> [Work to do] Skip the images. Copy the records exactly as written.

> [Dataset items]
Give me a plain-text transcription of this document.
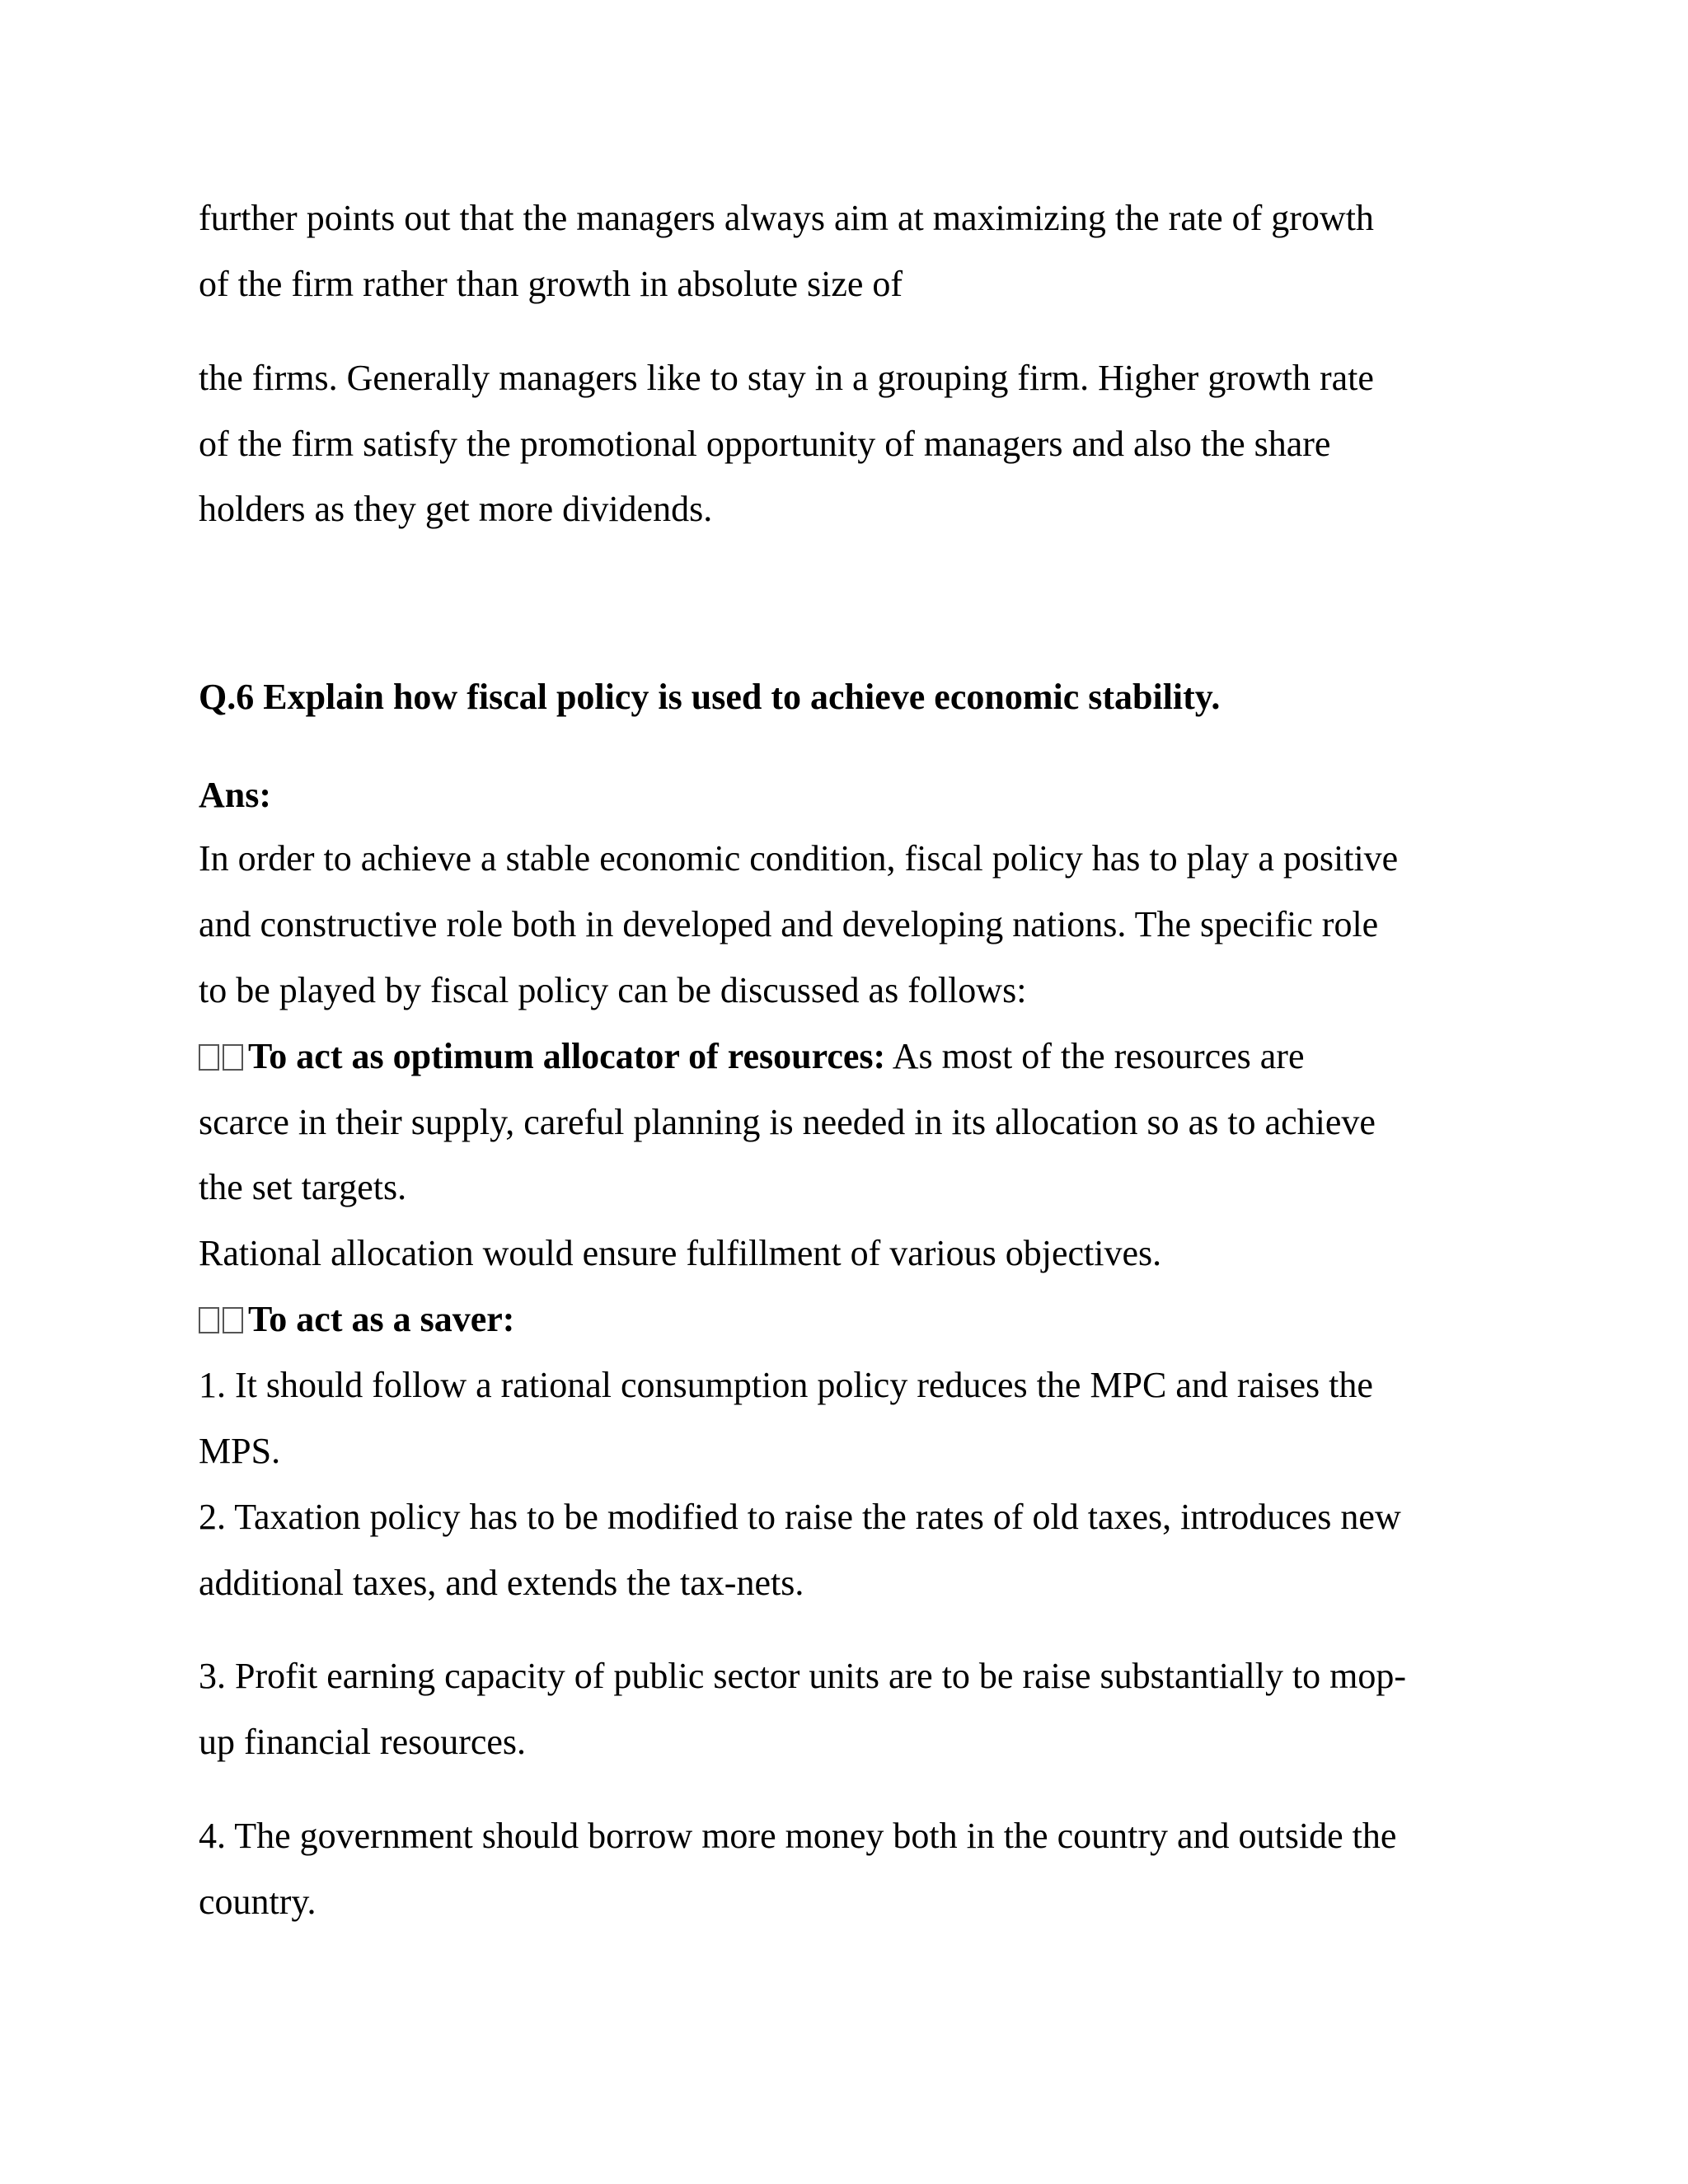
further points out that the managers always aim at maximizing the rate of growth

of the firm rather than growth in absolute size of

the firms. Generally managers like to stay in a grouping firm. Higher growth rate

of the firm satisfy the promotional opportunity of managers and also the share

holders as they get more dividends.

Q.6 Explain how fiscal policy is used to achieve economic stability.

Ans:

In order to achieve a stable economic condition, fiscal policy has to play a positive

and constructive role both in developed and developing nations. The specific role

to be played by fiscal policy can be discussed as follows:

To act as optimum allocator of resources: As most of the resources are

scarce in their supply, careful planning is needed in its allocation so as to achieve

the set targets.

Rational allocation would ensure fulfillment of various objectives.

To act as a saver:

1. It should follow a rational consumption policy reduces the MPC and raises the

MPS.

2. Taxation policy has to be modified to raise the rates of old taxes, introduces new

additional taxes, and extends the tax-nets.

3. Profit earning capacity of public sector units are to be raise substantially to mop-

up financial resources.

4. The government should borrow more money both in the country and outside the

country.
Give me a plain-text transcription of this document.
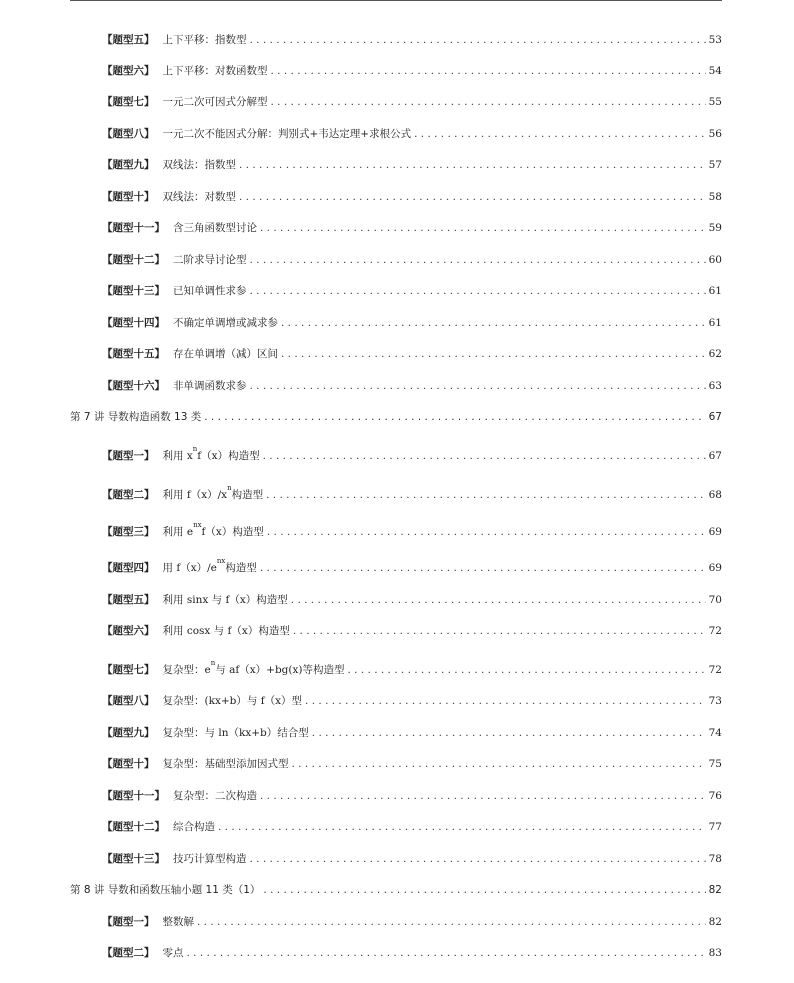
【题型五】 上下平移：指数型 . . .	53
【题型六】 上下平移：对数函数型 . . .	54
【题型七】 一元二次可因式分解型 . . .	55
【题型八】 一元二次不能因式分解：判别式+韦达定理+求根公式 . . .	56
【题型九】 双线法：指数型 . . .	57
【题型十】 双线法：对数型 . . .	58
【题型十一】 含三角函数型讨论 . . .	59
【题型十二】 二阶求导讨论型 . . .	60
【题型十三】 已知单调性求参 . . .	61
【题型十四】 不确定单调增或减求参 . . .	61
【题型十五】 存在单调增（减）区间 . . .	62
【题型十六】 非单调函数求参 . . .	63
第 7 讲 导数构造函数 13 类 . . .	67
【题型一】 利用 $x^nf(x)$构造型 . . .	67
【题型二】 利用 $f(x)/x^n$构造型 . . .	68
【题型三】 利用 $e^{nx}f(x)$构造型 . . .	69
【题型四】 用 $f(x)/e^{nx}$构造型 . . .	69
【题型五】 利用 sinx 与 f（x）构造型 . . .	70
【题型六】 利用 cosx 与 f（x）构造型 . . .	72
【题型七】 复杂型：$e^n$与 af（x）+bg(x)等构造型 . . .	72
【题型八】 复杂型：(kx+b）与 f（x）型 . . .	73
【题型九】 复杂型：与 ln（kx+b）结合型 . . .	74
【题型十】 复杂型：基础型添加因式型 . . .	75
【题型十一】 复杂型：二次构造 . . .	76
【题型十二】 综合构造 . . .	77
【题型十三】 技巧计算型构造 . . .	78
第 8 讲 导数和函数压轴小题 11 类（1） . . .	82
【题型一】 整数解 . . .	82
【题型二】 零点 . . .	83
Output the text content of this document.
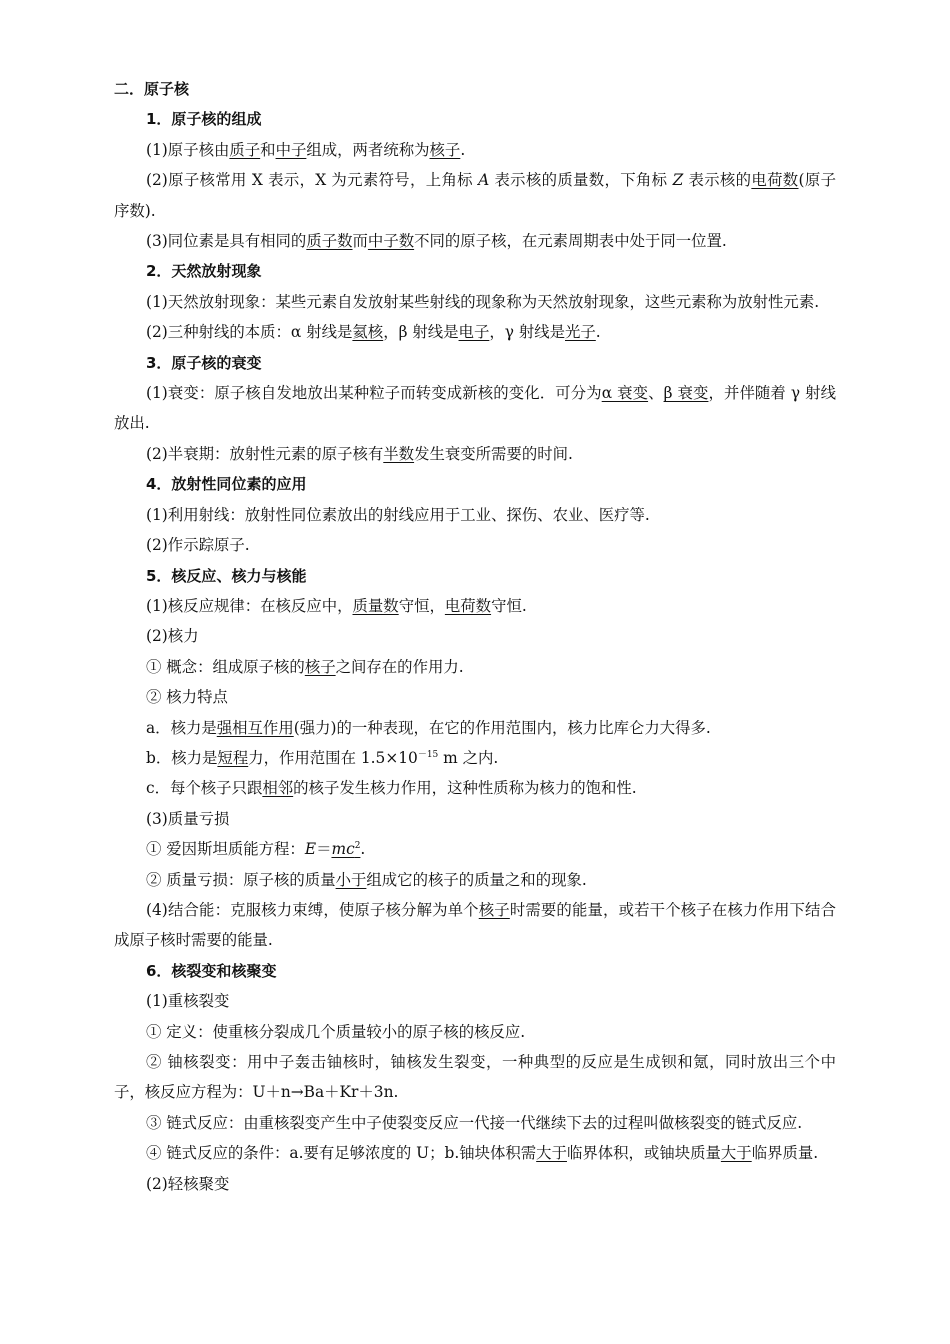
二．原子核

1．原子核的组成

(1)原子核由质子和中子组成，两者统称为核子.

(2)原子核常用 X 表示，X 为元素符号，上角标 A 表示核的质量数，下角标 Z 表示核的电荷数(原子序数).

(3)同位素是具有相同的质子数而中子数不同的原子核，在元素周期表中处于同一位置.

2．天然放射现象

(1)天然放射现象：某些元素自发放射某些射线的现象称为天然放射现象，这些元素称为放射性元素.

(2)三种射线的本质：α 射线是氦核，β 射线是电子，γ 射线是光子.

3．原子核的衰变

(1)衰变：原子核自发地放出某种粒子而转变成新核的变化．可分为α 衰变、β 衰变，并伴随着 γ 射线放出.

(2)半衰期：放射性元素的原子核有半数发生衰变所需要的时间.

4．放射性同位素的应用

(1)利用射线：放射性同位素放出的射线应用于工业、探伤、农业、医疗等.

(2)作示踪原子.

5．核反应、核力与核能

(1)核反应规律：在核反应中，质量数守恒，电荷数守恒.

(2)核力

① 概念：组成原子核的核子之间存在的作用力.

② 核力特点

a．核力是强相互作用(强力)的一种表现，在它的作用范围内，核力比库仑力大得多.

b．核力是短程力，作用范围在 $1.5\times 10^{-15}$ m 之内.

c．每个核子只跟相邻的核子发生核力作用，这种性质称为核力的饱和性.

(3)质量亏损

① 爱因斯坦质能方程：$E=mc^2$.

② 质量亏损：原子核的质量小于组成它的核子的质量之和的现象.

(4)结合能：克服核力束缚，使原子核分解为单个核子时需要的能量，或若干个核子在核力作用下结合成原子核时需要的能量.

6．核裂变和核聚变

(1)重核裂变

① 定义：使重核分裂成几个质量较小的原子核的核反应.

② 铀核裂变：用中子轰击铀核时，铀核发生裂变，一种典型的反应是生成钡和氪，同时放出三个中子，核反应方程为：U＋n→Ba＋Kr＋3n.

③ 链式反应：由重核裂变产生中子使裂变反应一代接一代继续下去的过程叫做核裂变的链式反应.

④ 链式反应的条件：a.要有足够浓度的 U；b.铀块体积需大于临界体积，或铀块质量大于临界质量.

(2)轻核聚变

> [Finished exercise]
Give me a plain-text transcription of this document.
further points out that the managers always aim at maximizing the rate of growth

of the firm rather than growth in absolute size of

the firms. Generally managers like to stay in a grouping firm. Higher growth rate

of the firm satisfy the promotional opportunity of managers and also the share

holders as they get more dividends.

Q.6 Explain how fiscal policy is used to achieve economic stability.

Ans:

In order to achieve a stable economic condition, fiscal policy has to play a positive

and constructive role both in developed and developing nations. The specific role

to be played by fiscal policy can be discussed as follows:

To act as optimum allocator of resources: As most of the resources are

scarce in their supply, careful planning is needed in its allocation so as to achieve

the set targets.

Rational allocation would ensure fulfillment of various objectives.

To act as a saver:

1. It should follow a rational consumption policy reduces the MPC and raises the

MPS.

2. Taxation policy has to be modified to raise the rates of old taxes, introduces new

additional taxes, and extends the tax-nets.

3. Profit earning capacity of public sector units are to be raise substantially to mop-

up financial resources.

4. The government should borrow more money both in the country and outside the

country.
Give me a plain-text transcription of this document.
【题型五】 上下平移：指数型 . . .	53
【题型六】 上下平移：对数函数型 . . .	54
【题型七】 一元二次可因式分解型 . . .	55
【题型八】 一元二次不能因式分解：判别式+韦达定理+求根公式 . . .	56
【题型九】 双线法：指数型 . . .	57
【题型十】 双线法：对数型 . . .	58
【题型十一】 含三角函数型讨论 . . .	59
【题型十二】 二阶求导讨论型 . . .	60
【题型十三】 已知单调性求参 . . .	61
【题型十四】 不确定单调增或减求参 . . .	61
【题型十五】 存在单调增（减）区间 . . .	62
【题型十六】 非单调函数求参 . . .	63
第 7 讲 导数构造函数 13 类 . . .	67
【题型一】 利用 $x^nf(x)$构造型 . . .	67
【题型二】 利用 $f(x)/x^n$构造型 . . .	68
【题型三】 利用 $e^{nx}f(x)$构造型 . . .	69
【题型四】 用 $f(x)/e^{nx}$构造型 . . .	69
【题型五】 利用 sinx 与 f（x）构造型 . . .	70
【题型六】 利用 cosx 与 f（x）构造型 . . .	72
【题型七】 复杂型：$e^n$与 af（x）+bg(x)等构造型 . . .	72
【题型八】 复杂型：(kx+b）与 f（x）型 . . .	73
【题型九】 复杂型：与 ln（kx+b）结合型 . . .	74
【题型十】 复杂型：基础型添加因式型 . . .	75
【题型十一】 复杂型：二次构造 . . .	76
【题型十二】 综合构造 . . .	77
【题型十三】 技巧计算型构造 . . .	78
第 8 讲 导数和函数压轴小题 11 类（1） . . .	82
【题型一】 整数解 . . .	82
【题型二】 零点 . . .	83
Output the text content of this document.
二．原子核

1．原子核的组成

(1)原子核由质子和中子组成，两者统称为核子.

(2)原子核常用 X 表示，X 为元素符号，上角标 A 表示核的质量数，下角标 Z 表示核的电荷数(原子序数).

(3)同位素是具有相同的质子数而中子数不同的原子核，在元素周期表中处于同一位置.

2．天然放射现象

(1)天然放射现象：某些元素自发放射某些射线的现象称为天然放射现象，这些元素称为放射性元素.

(2)三种射线的本质：α 射线是氦核，β 射线是电子，γ 射线是光子.

3．原子核的衰变

(1)衰变：原子核自发地放出某种粒子而转变成新核的变化．可分为α 衰变、β 衰变，并伴随着 γ 射线放出.

(2)半衰期：放射性元素的原子核有半数发生衰变所需要的时间.

4．放射性同位素的应用

(1)利用射线：放射性同位素放出的射线应用于工业、探伤、农业、医疗等.

(2)作示踪原子.

5．核反应、核力与核能

(1)核反应规律：在核反应中，质量数守恒，电荷数守恒.

(2)核力

① 概念：组成原子核的核子之间存在的作用力.

② 核力特点

a．核力是强相互作用(强力)的一种表现，在它的作用范围内，核力比库仑力大得多.

b．核力是短程力，作用范围在 $1.5\times 10^{-15}$ m 之内.

c．每个核子只跟相邻的核子发生核力作用，这种性质称为核力的饱和性.

(3)质量亏损

① 爱因斯坦质能方程：$E=mc^2$.

② 质量亏损：原子核的质量小于组成它的核子的质量之和的现象.

(4)结合能：克服核力束缚，使原子核分解为单个核子时需要的能量，或若干个核子在核力作用下结合成原子核时需要的能量.

6．核裂变和核聚变

(1)重核裂变

① 定义：使重核分裂成几个质量较小的原子核的核反应.

② 铀核裂变：用中子轰击铀核时，铀核发生裂变，一种典型的反应是生成钡和氪，同时放出三个中子，核反应方程为：U＋n→Ba＋Kr＋3n.

③ 链式反应：由重核裂变产生中子使裂变反应一代接一代继续下去的过程叫做核裂变的链式反应.

④ 链式反应的条件：a.要有足够浓度的 U；b.铀块体积需大于临界体积，或铀块质量大于临界质量.

(2)轻核聚变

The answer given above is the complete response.